EXERCISE DETAILS –
Work out how many lines contain "Care". Reply with the count alone.
>> START STORED ROWS
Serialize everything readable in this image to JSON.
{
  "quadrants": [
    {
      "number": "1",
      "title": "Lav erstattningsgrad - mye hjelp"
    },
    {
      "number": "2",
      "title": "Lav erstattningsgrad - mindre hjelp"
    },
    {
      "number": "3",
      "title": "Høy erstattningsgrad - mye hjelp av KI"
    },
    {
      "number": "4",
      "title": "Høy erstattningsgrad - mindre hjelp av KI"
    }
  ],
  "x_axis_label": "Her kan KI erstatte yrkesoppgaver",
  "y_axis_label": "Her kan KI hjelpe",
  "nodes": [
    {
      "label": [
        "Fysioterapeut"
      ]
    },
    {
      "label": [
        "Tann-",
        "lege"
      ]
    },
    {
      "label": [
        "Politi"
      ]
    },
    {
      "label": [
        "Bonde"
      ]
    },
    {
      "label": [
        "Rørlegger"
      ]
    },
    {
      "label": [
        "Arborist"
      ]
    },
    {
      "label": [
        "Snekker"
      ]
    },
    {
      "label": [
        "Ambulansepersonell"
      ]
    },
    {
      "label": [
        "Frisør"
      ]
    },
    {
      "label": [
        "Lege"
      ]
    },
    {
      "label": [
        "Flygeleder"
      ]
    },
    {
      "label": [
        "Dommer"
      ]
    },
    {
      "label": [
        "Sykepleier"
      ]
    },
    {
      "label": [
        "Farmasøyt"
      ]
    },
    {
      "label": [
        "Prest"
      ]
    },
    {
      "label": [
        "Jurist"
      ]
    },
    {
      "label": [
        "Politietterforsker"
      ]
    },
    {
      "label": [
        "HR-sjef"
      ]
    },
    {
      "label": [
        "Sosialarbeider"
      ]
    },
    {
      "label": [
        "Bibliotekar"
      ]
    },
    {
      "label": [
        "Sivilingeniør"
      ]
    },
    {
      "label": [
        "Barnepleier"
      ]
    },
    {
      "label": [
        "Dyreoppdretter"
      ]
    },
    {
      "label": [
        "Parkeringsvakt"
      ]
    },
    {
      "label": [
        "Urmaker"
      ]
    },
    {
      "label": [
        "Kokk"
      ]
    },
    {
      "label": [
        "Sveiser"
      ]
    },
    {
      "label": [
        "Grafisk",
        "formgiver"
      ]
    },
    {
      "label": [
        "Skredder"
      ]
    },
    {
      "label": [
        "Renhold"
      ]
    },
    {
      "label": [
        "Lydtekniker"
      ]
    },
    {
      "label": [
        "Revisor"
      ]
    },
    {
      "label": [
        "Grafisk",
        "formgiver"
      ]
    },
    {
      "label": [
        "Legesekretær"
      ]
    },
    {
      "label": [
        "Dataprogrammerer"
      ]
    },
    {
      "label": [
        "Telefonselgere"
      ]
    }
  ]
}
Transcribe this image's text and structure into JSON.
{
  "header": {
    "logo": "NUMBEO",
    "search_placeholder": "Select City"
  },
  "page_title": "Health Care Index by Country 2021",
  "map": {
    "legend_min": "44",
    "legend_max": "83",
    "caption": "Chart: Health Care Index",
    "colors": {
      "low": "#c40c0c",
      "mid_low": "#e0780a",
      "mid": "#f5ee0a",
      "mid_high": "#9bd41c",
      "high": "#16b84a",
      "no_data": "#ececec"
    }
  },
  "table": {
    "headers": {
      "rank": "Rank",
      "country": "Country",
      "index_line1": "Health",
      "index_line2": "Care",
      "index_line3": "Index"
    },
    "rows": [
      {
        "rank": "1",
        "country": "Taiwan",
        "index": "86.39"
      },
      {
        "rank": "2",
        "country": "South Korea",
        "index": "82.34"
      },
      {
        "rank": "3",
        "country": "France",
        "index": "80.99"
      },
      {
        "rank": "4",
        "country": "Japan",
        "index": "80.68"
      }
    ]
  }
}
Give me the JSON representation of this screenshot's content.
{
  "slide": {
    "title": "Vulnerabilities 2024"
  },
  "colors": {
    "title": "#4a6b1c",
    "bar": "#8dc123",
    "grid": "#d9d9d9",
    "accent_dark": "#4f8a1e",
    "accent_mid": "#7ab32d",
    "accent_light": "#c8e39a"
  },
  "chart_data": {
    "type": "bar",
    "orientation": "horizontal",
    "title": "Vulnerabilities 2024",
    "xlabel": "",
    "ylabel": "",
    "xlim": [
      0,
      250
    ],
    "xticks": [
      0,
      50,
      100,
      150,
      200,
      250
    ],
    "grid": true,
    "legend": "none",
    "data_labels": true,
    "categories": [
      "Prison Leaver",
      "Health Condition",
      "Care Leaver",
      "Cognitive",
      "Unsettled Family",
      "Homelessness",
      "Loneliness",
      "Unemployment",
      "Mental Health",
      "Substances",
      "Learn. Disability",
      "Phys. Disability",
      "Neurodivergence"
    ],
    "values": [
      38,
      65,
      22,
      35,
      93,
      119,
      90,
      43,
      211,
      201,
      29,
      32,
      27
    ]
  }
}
>> END STORED ROWS
OUTPUT FOR THIS TASK –
4